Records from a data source
Start
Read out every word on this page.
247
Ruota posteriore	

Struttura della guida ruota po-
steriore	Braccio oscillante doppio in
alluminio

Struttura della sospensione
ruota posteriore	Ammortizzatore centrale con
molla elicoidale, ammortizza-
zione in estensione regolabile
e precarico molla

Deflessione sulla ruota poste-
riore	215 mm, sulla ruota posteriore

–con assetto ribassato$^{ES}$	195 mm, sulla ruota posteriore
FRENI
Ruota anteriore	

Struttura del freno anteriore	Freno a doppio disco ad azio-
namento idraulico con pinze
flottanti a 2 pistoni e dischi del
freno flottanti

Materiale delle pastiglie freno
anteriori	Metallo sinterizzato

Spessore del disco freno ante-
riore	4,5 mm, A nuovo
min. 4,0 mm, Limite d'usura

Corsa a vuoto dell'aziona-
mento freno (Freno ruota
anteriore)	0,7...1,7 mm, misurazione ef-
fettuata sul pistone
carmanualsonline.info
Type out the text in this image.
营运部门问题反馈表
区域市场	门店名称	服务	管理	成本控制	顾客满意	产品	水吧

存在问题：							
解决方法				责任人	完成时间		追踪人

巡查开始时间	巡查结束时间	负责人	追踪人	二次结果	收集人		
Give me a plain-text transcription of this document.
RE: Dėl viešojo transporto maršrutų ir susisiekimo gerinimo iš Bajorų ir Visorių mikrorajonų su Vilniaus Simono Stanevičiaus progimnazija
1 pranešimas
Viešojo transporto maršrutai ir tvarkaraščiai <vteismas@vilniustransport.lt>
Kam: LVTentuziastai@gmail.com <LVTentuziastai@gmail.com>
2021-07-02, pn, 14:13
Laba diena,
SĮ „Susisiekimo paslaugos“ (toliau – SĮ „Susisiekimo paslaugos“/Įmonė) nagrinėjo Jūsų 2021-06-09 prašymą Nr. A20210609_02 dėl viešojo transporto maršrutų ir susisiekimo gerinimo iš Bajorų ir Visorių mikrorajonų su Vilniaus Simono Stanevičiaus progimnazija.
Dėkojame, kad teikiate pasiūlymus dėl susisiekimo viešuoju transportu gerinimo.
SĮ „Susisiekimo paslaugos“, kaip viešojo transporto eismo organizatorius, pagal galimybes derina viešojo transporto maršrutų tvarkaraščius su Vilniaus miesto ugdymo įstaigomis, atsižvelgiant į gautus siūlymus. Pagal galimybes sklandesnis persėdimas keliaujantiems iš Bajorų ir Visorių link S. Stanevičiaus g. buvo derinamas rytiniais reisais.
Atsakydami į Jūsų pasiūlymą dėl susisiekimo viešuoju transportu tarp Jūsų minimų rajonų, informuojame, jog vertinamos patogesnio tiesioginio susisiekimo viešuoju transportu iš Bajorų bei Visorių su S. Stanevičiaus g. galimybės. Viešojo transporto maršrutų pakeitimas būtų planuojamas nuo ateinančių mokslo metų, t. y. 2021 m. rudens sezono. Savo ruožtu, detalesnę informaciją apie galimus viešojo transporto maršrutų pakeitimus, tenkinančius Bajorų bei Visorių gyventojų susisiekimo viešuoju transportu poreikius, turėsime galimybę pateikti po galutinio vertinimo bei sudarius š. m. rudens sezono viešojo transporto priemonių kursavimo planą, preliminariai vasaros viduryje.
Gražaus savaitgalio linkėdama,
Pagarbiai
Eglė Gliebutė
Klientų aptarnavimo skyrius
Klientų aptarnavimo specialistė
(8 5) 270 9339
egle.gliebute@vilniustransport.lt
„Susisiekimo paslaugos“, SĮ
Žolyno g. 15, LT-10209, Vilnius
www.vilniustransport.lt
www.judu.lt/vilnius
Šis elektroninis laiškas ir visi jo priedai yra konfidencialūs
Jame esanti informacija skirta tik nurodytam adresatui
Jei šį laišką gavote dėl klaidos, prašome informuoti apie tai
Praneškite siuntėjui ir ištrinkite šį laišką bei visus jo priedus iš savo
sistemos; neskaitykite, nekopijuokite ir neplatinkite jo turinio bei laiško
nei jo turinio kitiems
End
▶ **Written exercise**
Every entry should be output exactly as written, please.

▶ **Task response**
Read out every word on this page.
247
Ruota posteriore	

Struttura della guida ruota po-
steriore	Braccio oscillante doppio in
alluminio

Struttura della sospensione
ruota posteriore	Ammortizzatore centrale con
molla elicoidale, ammortizza-
zione in estensione regolabile
e precarico molla

Deflessione sulla ruota poste-
riore	215 mm, sulla ruota posteriore

–con assetto ribassato$^{ES}$	195 mm, sulla ruota posteriore
FRENI
Ruota anteriore	

Struttura del freno anteriore	Freno a doppio disco ad azio-
namento idraulico con pinze
flottanti a 2 pistoni e dischi del
freno flottanti

Materiale delle pastiglie freno
anteriori	Metallo sinterizzato

Spessore del disco freno ante-
riore	4,5 mm, A nuovo
min. 4,0 mm, Limite d'usura

Corsa a vuoto dell'aziona-
mento freno (Freno ruota
anteriore)	0,7...1,7 mm, misurazione ef-
fettuata sul pistone
carmanualsonline.info
Type out the text in this image.
营运部门问题反馈表
区域市场	门店名称	服务	管理	成本控制	顾客满意	产品	水吧

存在问题：							
解决方法				责任人	完成时间		追踪人

巡查开始时间	巡查结束时间	负责人	追踪人	二次结果	收集人		
Give me a plain-text transcription of this document.
RE: Dėl viešojo transporto maršrutų ir susisiekimo gerinimo iš Bajorų ir Visorių mikrorajonų su Vilniaus Simono Stanevičiaus progimnazija
1 pranešimas
Viešojo transporto maršrutai ir tvarkaraščiai <vteismas@vilniustransport.lt>
Kam: LVTentuziastai@gmail.com <LVTentuziastai@gmail.com>
2021-07-02, pn, 14:13
Laba diena,
SĮ „Susisiekimo paslaugos“ (toliau – SĮ „Susisiekimo paslaugos“/Įmonė) nagrinėjo Jūsų 2021-06-09 prašymą Nr. A20210609_02 dėl viešojo transporto maršrutų ir susisiekimo gerinimo iš Bajorų ir Visorių mikrorajonų su Vilniaus Simono Stanevičiaus progimnazija.
Dėkojame, kad teikiate pasiūlymus dėl susisiekimo viešuoju transportu gerinimo.
SĮ „Susisiekimo paslaugos“, kaip viešojo transporto eismo organizatorius, pagal galimybes derina viešojo transporto maršrutų tvarkaraščius su Vilniaus miesto ugdymo įstaigomis, atsižvelgiant į gautus siūlymus. Pagal galimybes sklandesnis persėdimas keliaujantiems iš Bajorų ir Visorių link S. Stanevičiaus g. buvo derinamas rytiniais reisais.
Atsakydami į Jūsų pasiūlymą dėl susisiekimo viešuoju transportu tarp Jūsų minimų rajonų, informuojame, jog vertinamos patogesnio tiesioginio susisiekimo viešuoju transportu iš Bajorų bei Visorių su S. Stanevičiaus g. galimybės. Viešojo transporto maršrutų pakeitimas būtų planuojamas nuo ateinančių mokslo metų, t. y. 2021 m. rudens sezono. Savo ruožtu, detalesnę informaciją apie galimus viešojo transporto maršrutų pakeitimus, tenkinančius Bajorų bei Visorių gyventojų susisiekimo viešuoju transportu poreikius, turėsime galimybę pateikti po galutinio vertinimo bei sudarius š. m. rudens sezono viešojo transporto priemonių kursavimo planą, preliminariai vasaros viduryje.
Gražaus savaitgalio linkėdama,
Pagarbiai
Eglė Gliebutė
Klientų aptarnavimo skyrius
Klientų aptarnavimo specialistė
(8 5) 270 9339
egle.gliebute@vilniustransport.lt
„Susisiekimo paslaugos“, SĮ
Žolyno g. 15, LT-10209, Vilnius
www.vilniustransport.lt
www.judu.lt/vilnius
Šis elektroninis laiškas ir visi jo priedai yra konfidencialūs
Jame esanti informacija skirta tik nurodytam adresatui
Jei šį laišką gavote dėl klaidos, prašome informuoti apie tai
Praneškite siuntėjui ir ištrinkite šį laišką bei visus jo priedus iš savo
sistemos; neskaitykite, nekopijuokite ir neplatinkite jo turinio bei laiško
nei jo turinio kitiems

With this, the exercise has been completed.